STATED PROBLEM → Look through the material below for "Type". Copy every line that contains it.
########################################
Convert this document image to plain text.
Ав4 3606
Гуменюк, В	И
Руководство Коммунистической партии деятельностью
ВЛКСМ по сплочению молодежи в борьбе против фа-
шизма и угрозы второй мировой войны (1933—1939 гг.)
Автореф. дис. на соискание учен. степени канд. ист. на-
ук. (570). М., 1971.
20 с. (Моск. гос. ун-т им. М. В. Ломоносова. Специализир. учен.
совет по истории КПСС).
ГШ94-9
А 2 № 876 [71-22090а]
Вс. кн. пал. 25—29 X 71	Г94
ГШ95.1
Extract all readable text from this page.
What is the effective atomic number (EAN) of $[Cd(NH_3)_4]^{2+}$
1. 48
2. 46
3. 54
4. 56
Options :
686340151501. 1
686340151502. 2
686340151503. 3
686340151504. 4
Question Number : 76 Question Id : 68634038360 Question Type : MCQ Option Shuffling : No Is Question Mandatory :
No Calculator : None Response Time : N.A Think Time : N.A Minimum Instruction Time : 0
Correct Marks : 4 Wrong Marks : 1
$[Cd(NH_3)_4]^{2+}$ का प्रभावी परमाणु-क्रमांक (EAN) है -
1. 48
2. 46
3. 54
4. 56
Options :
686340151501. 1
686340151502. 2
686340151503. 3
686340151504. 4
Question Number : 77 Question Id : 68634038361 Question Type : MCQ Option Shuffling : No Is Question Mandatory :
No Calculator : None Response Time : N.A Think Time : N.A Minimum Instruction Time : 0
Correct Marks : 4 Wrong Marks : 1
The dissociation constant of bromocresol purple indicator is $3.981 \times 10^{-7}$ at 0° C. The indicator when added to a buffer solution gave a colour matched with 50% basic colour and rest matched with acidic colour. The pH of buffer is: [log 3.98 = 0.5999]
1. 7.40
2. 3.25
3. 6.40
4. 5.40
########################################
TASK OUTPUT →
Question Number : 76 Question Id : 68634038360 Question Type : MCQ Option Shuffling : No Is Question Mandatory :
Question Number : 77 Question Id : 68634038361 Question Type : MCQ Option Shuffling : No Is Question Mandatory :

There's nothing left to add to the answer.